For this exercise, repeat all of the material verbatim apart from its images.
[begin Listing]
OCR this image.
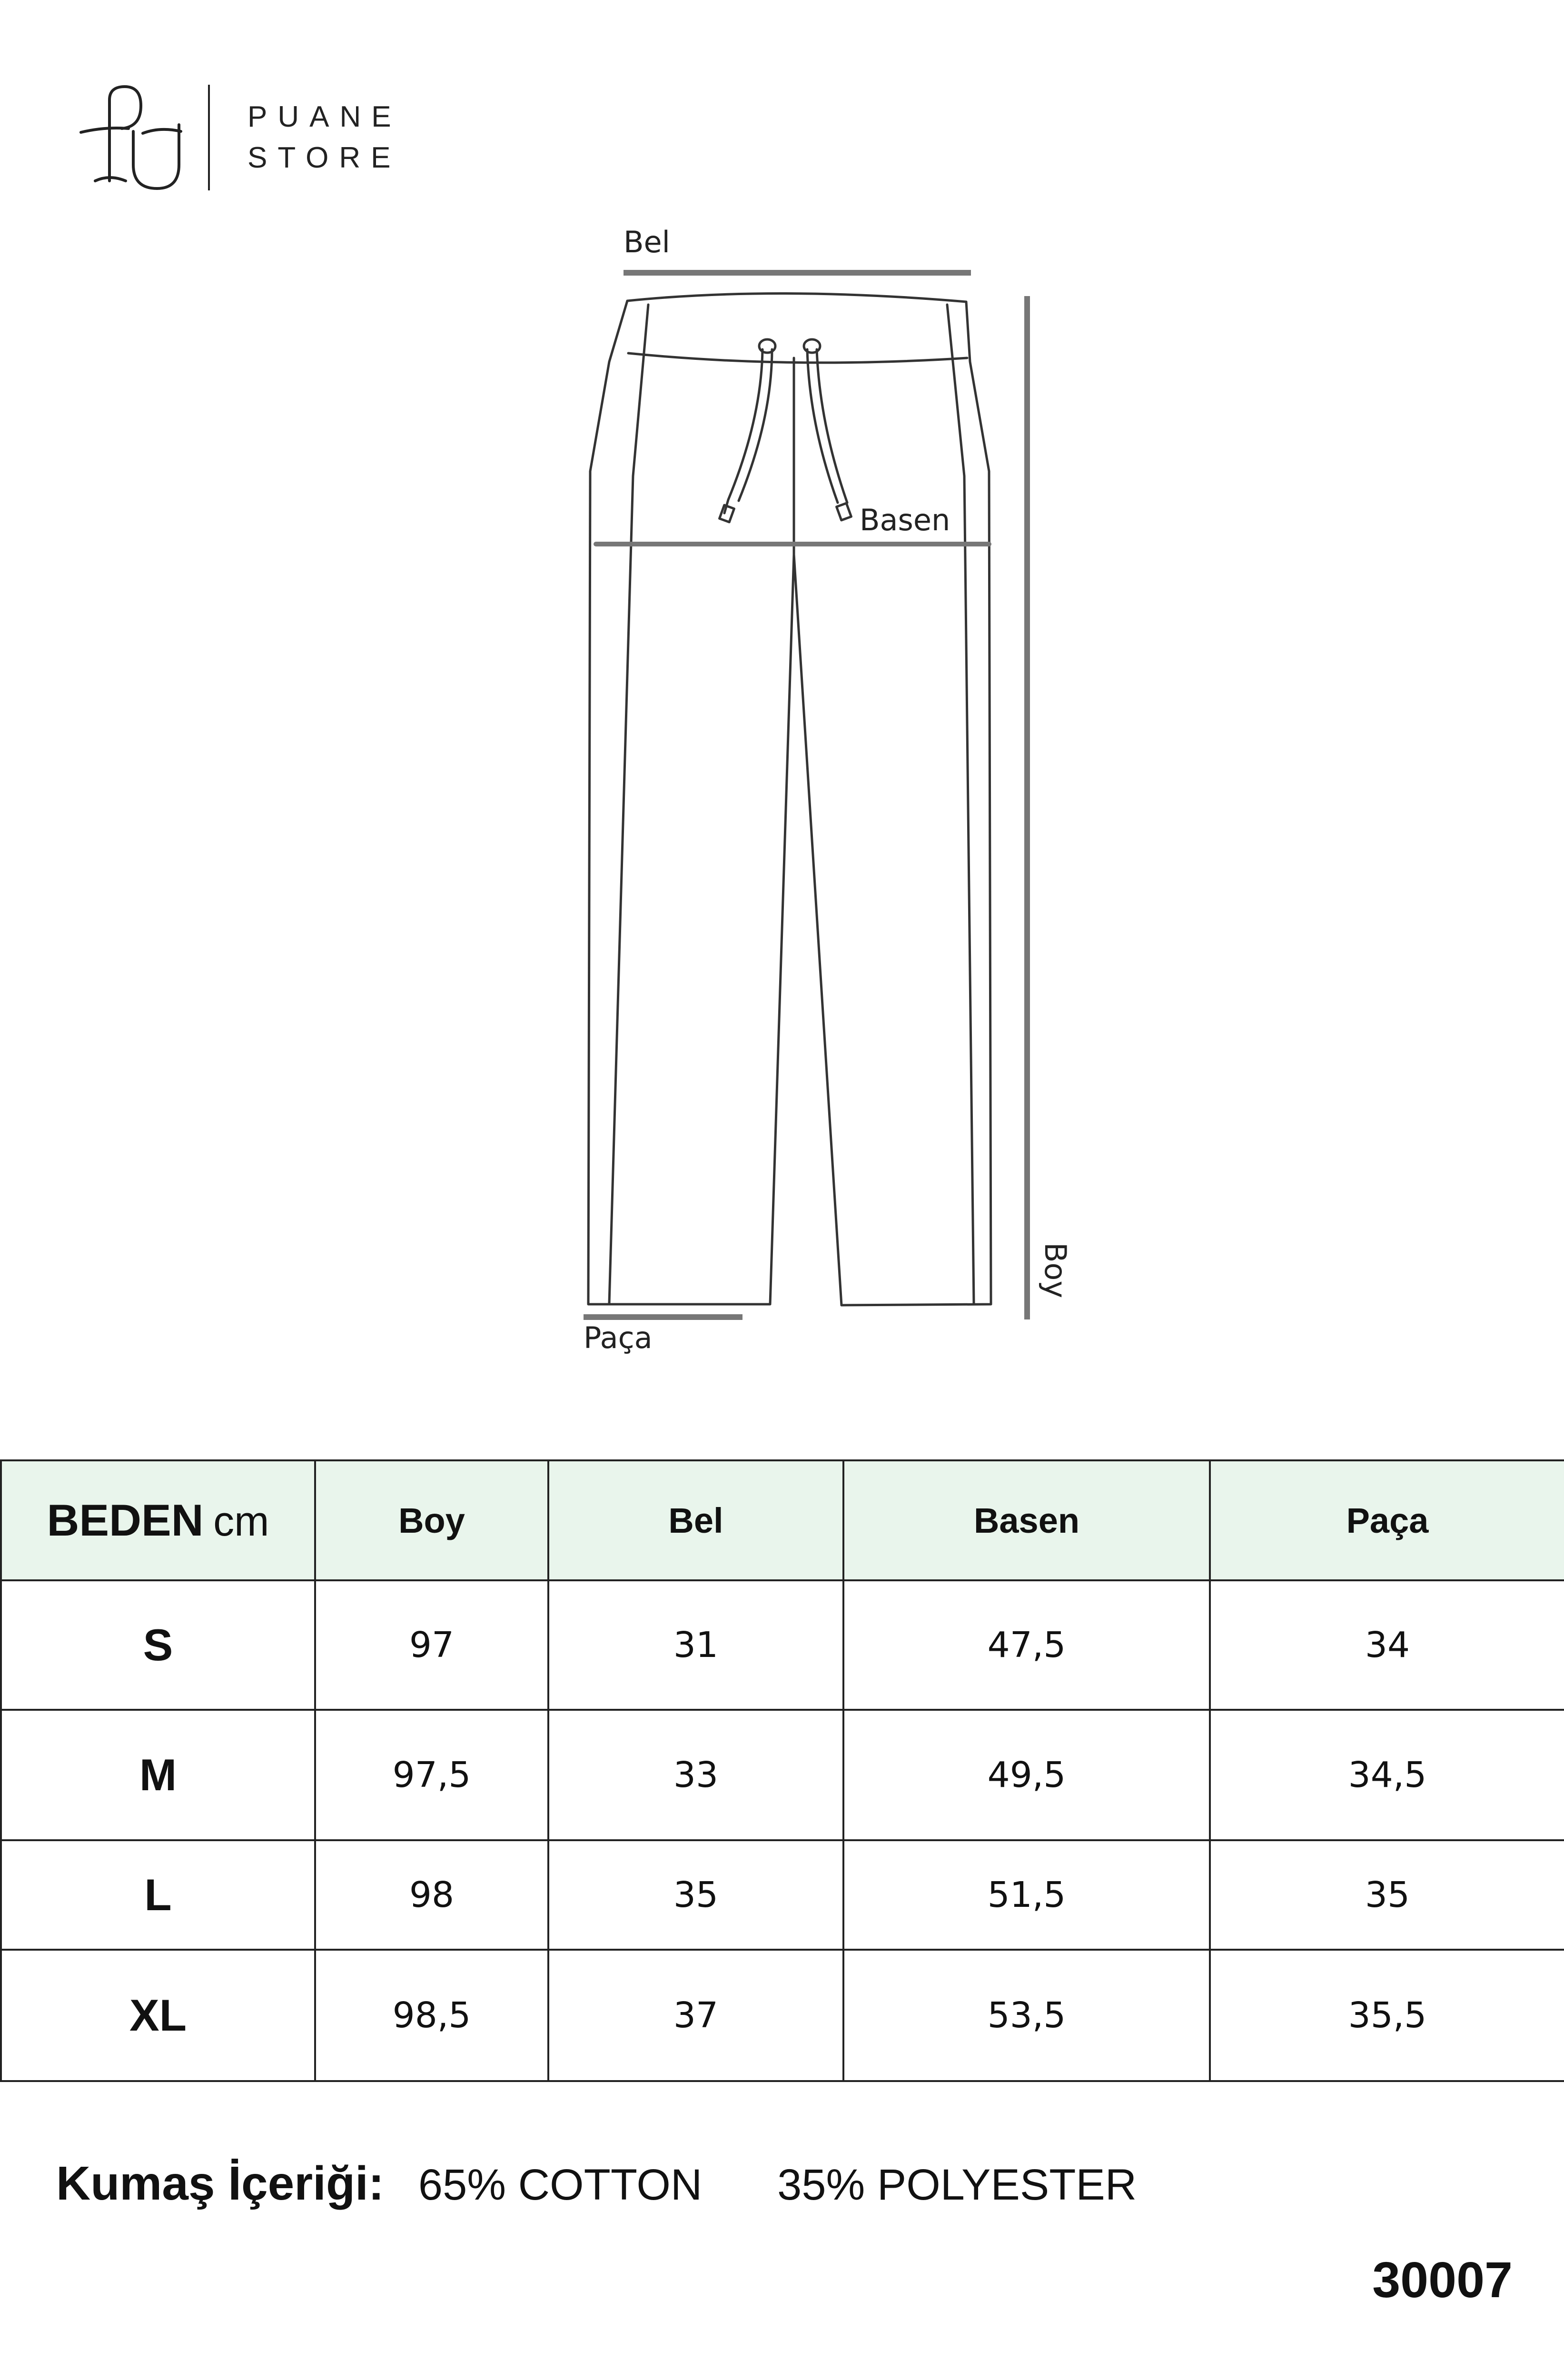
PUANE
STORE
Bel
Basen
Boy
Paça
BEDEN cm	Boy	Bel	Basen	Paça
S	97	31	47,5	34
M	97,5	33	49,5	34,5
L	98	35	51,5	35
XL	98,5	37	53,5	35,5
Kumaş İçeriği: 65% COTTON 35% POLYESTER
30007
[end Listing]
→ **Solution for this problem**:
OCR this image.
PUANE
STORE
Bel
Basen
Boy
Paça
BEDEN cm	Boy	Bel	Basen	Paça
S	97	31	47,5	34
M	97,5	33	49,5	34,5
L	98	35	51,5	35
XL	98,5	37	53,5	35,5
Kumaş İçeriği: 65% COTTON 35% POLYESTER
30007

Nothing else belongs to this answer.